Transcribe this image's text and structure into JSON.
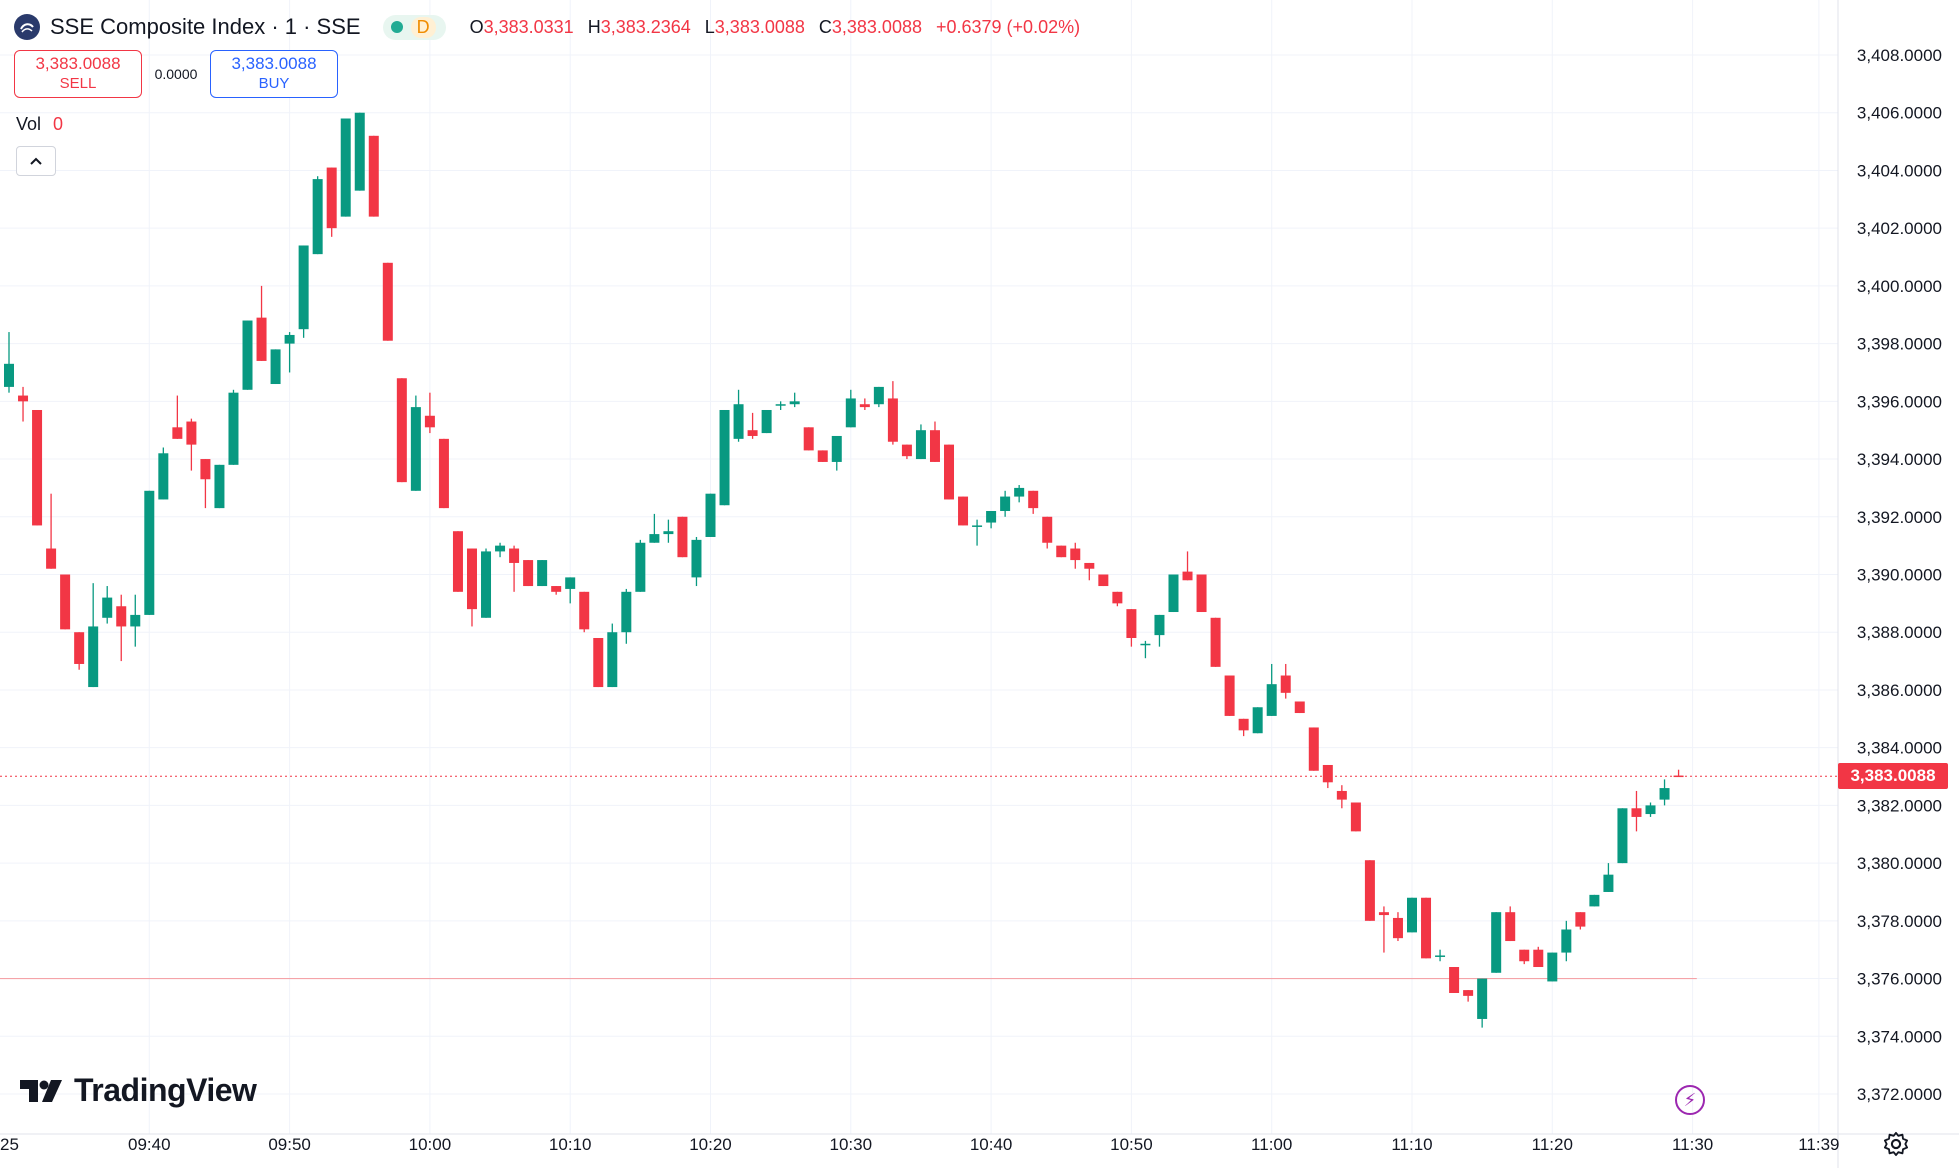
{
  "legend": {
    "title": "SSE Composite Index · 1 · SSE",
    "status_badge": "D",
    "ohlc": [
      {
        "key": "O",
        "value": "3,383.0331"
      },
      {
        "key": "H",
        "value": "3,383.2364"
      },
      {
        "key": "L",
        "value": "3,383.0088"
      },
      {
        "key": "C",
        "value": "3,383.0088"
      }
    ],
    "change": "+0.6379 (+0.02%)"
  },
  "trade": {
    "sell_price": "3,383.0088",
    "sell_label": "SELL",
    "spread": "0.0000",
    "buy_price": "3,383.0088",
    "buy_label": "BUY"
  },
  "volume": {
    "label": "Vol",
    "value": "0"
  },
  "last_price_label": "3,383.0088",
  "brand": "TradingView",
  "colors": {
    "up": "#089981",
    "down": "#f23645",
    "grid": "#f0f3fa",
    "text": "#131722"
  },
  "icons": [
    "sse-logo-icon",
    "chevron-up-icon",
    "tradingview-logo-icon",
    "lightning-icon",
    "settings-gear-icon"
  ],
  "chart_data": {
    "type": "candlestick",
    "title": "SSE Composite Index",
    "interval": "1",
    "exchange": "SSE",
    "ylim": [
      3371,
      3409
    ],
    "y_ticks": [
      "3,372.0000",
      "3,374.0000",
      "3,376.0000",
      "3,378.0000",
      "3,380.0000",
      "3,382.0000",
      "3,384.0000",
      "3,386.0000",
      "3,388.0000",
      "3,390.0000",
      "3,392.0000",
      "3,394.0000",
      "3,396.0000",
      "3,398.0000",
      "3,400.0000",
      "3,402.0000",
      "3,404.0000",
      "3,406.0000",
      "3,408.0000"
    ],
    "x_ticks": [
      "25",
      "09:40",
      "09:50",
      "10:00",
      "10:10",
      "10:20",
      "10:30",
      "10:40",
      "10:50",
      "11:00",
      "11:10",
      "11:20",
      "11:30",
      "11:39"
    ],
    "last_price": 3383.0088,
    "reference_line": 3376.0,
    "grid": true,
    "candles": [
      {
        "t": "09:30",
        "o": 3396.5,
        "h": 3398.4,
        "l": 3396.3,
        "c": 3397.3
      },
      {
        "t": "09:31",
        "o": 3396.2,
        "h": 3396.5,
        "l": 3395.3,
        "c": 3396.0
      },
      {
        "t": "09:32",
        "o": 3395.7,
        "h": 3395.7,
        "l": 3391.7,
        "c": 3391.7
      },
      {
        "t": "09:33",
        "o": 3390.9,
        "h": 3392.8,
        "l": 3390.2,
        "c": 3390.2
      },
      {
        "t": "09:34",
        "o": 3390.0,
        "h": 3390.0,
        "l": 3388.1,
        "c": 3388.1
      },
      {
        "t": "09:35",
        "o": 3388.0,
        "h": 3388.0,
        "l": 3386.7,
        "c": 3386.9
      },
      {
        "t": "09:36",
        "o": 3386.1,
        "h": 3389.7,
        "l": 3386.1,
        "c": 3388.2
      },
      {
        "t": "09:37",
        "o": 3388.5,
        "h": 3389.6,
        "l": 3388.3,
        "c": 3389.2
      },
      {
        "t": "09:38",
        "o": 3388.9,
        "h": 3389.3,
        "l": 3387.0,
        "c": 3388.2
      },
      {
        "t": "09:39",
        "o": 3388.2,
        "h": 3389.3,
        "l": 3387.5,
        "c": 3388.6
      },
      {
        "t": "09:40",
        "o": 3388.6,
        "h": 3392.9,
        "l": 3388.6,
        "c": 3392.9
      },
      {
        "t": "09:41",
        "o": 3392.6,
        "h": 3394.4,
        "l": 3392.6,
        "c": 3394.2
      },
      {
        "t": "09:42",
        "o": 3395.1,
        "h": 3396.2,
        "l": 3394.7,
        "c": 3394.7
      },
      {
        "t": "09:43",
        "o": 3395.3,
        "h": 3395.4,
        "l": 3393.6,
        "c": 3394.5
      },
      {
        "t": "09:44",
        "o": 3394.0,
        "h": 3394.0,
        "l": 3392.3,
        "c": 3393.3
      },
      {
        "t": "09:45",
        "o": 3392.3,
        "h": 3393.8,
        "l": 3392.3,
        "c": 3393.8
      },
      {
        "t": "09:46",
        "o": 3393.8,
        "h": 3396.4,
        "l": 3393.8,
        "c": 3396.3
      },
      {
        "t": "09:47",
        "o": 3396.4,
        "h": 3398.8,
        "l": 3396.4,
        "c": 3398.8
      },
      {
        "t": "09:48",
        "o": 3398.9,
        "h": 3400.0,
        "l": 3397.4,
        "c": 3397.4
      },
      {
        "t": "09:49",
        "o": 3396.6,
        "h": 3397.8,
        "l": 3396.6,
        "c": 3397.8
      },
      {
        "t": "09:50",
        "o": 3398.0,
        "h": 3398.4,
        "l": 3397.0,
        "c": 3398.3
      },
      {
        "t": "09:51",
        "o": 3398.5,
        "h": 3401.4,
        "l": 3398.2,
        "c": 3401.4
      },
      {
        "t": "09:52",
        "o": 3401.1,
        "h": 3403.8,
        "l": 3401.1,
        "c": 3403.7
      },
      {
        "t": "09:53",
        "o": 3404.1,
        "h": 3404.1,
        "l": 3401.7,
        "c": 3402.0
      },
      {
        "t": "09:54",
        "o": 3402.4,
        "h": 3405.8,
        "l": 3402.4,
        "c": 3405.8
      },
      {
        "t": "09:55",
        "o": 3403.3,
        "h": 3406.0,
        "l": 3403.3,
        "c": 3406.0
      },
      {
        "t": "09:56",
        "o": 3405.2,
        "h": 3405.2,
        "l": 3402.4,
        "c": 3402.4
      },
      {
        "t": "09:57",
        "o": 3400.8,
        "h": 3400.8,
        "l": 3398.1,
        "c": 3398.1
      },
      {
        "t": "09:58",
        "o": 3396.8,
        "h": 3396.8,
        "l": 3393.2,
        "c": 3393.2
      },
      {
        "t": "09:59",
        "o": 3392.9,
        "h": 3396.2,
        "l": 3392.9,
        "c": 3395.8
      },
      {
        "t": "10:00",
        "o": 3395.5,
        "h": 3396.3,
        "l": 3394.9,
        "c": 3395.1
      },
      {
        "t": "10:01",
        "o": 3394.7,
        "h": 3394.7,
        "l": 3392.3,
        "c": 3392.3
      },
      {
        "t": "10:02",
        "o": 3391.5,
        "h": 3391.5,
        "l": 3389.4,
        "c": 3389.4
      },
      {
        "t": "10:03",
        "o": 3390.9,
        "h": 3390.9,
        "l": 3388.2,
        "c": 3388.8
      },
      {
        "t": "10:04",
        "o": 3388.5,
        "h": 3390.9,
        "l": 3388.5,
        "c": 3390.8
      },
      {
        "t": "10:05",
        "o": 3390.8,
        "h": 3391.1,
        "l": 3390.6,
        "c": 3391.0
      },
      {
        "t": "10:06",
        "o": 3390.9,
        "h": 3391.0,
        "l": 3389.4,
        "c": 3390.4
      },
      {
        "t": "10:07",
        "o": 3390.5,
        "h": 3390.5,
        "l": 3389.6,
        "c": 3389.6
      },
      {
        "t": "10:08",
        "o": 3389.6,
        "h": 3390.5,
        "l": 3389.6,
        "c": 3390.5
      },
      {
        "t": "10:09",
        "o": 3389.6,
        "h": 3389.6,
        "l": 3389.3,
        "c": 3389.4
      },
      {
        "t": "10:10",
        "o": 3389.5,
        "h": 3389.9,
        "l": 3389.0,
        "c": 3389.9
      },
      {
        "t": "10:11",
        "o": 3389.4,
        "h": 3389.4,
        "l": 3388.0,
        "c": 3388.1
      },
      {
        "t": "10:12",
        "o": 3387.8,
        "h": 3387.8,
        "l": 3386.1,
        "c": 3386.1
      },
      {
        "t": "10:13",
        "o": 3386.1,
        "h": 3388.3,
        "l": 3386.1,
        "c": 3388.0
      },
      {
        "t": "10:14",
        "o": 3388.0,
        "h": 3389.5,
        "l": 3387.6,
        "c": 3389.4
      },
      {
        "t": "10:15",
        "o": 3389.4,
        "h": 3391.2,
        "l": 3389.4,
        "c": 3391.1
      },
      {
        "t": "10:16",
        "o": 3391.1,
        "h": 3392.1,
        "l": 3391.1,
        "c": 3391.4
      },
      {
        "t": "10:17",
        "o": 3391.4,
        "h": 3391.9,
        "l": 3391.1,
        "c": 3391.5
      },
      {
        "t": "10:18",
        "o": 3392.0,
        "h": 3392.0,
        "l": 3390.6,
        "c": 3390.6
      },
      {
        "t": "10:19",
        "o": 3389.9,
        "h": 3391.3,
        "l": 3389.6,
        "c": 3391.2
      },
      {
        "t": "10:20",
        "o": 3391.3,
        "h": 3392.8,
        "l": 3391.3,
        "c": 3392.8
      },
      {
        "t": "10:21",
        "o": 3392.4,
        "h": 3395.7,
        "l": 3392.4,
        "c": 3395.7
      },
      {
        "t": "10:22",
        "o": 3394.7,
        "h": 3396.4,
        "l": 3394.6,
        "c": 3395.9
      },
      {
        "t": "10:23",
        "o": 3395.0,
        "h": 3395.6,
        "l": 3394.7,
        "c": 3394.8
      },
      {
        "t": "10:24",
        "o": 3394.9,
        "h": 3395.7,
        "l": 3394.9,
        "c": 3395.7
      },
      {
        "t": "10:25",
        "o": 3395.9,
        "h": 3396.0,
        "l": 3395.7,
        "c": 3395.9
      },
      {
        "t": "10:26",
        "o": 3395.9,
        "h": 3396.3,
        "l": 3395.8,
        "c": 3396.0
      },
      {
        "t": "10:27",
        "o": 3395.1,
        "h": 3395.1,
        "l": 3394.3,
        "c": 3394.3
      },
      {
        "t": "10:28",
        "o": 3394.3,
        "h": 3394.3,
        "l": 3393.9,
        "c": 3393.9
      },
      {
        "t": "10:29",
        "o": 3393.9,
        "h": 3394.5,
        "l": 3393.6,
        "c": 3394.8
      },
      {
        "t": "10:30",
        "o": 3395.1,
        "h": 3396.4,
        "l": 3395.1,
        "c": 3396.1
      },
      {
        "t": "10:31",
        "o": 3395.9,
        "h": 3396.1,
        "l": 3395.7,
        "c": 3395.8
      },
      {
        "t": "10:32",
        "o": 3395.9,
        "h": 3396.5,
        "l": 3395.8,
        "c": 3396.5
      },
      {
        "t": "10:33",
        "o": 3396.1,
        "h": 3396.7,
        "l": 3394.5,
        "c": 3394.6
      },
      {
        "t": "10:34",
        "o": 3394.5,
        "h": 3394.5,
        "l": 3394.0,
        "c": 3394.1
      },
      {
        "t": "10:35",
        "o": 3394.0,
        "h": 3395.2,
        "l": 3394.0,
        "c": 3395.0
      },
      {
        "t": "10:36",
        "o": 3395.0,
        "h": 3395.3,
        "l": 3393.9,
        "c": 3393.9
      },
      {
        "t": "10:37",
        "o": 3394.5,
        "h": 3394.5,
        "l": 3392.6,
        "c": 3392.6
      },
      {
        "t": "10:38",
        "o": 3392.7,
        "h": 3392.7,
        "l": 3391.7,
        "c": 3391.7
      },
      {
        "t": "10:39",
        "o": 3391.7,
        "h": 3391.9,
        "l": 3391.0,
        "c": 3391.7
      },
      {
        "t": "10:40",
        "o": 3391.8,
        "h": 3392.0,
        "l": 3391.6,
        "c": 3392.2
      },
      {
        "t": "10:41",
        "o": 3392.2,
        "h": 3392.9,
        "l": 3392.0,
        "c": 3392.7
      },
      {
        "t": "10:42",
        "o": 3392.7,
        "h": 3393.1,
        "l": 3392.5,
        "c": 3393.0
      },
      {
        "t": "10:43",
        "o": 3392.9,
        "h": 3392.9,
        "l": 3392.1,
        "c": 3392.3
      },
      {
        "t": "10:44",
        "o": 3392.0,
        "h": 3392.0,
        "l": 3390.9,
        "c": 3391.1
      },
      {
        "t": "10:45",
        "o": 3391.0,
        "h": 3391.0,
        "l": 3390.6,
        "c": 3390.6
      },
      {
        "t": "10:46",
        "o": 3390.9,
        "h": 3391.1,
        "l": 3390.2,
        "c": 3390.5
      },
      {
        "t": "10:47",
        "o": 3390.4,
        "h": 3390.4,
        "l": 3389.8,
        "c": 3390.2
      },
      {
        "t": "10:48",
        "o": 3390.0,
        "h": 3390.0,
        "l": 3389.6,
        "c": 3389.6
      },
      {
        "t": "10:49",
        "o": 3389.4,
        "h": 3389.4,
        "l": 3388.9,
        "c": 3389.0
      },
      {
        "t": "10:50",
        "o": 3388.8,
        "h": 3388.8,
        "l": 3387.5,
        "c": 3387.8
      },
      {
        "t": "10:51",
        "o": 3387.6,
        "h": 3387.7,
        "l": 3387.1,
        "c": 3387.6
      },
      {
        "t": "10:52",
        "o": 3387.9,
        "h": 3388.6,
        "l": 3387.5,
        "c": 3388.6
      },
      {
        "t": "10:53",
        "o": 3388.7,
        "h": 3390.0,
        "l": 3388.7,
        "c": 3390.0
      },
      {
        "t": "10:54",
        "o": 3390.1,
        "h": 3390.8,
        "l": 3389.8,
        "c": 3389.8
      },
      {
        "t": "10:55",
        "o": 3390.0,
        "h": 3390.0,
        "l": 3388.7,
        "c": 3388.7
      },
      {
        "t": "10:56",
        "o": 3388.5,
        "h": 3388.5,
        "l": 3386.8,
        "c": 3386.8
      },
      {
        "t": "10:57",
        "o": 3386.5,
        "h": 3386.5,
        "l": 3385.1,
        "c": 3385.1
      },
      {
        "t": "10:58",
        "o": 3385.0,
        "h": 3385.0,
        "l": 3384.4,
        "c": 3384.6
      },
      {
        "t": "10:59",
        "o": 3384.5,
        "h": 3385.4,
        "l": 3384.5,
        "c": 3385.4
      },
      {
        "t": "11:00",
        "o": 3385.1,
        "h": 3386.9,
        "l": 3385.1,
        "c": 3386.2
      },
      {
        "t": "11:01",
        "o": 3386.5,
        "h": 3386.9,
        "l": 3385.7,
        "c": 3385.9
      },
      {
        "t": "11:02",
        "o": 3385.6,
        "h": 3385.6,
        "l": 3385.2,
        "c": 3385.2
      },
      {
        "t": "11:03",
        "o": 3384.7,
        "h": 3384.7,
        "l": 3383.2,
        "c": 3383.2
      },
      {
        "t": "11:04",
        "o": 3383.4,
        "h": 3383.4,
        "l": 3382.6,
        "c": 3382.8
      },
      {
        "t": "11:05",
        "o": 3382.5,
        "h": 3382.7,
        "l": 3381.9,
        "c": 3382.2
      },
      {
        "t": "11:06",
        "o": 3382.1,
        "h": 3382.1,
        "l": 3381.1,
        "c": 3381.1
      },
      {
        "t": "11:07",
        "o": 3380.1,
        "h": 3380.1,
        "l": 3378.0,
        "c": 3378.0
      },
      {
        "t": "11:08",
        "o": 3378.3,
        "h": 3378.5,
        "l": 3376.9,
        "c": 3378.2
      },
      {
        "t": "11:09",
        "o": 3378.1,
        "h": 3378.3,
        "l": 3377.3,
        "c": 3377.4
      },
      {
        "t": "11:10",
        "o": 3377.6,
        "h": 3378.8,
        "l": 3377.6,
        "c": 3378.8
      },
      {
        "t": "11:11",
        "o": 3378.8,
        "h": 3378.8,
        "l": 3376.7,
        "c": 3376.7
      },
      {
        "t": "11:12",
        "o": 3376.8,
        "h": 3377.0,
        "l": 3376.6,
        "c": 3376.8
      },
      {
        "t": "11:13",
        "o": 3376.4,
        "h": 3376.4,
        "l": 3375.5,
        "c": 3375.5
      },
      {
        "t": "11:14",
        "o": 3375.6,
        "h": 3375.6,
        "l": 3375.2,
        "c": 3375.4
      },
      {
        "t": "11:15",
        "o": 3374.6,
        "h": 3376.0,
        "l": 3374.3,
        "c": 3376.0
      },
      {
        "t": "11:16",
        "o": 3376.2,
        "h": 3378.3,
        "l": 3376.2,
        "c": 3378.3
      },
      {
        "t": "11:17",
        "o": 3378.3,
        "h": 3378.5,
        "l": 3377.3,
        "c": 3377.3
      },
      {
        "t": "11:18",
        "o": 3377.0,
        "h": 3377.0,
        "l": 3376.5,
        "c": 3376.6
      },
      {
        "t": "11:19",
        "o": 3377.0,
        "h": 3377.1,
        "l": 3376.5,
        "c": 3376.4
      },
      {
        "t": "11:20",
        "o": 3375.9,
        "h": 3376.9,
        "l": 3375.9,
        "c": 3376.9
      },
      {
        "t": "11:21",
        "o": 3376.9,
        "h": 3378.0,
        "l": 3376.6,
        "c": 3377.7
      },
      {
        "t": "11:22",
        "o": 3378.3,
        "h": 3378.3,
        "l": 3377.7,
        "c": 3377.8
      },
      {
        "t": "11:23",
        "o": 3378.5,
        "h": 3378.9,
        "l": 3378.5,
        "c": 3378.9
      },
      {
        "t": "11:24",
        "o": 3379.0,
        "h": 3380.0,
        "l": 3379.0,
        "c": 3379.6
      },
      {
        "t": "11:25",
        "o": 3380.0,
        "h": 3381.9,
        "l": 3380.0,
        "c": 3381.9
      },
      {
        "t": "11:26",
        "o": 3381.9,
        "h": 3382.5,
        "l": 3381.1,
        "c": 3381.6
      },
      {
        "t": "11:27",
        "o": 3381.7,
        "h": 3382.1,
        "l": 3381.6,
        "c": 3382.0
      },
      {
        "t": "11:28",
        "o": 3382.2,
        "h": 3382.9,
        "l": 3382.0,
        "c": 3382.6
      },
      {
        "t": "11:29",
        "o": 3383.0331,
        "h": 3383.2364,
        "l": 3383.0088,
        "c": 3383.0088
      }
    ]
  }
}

Prompt → On how many lines does the word "title" appear? Answer with only the number.

Solution to this task → 2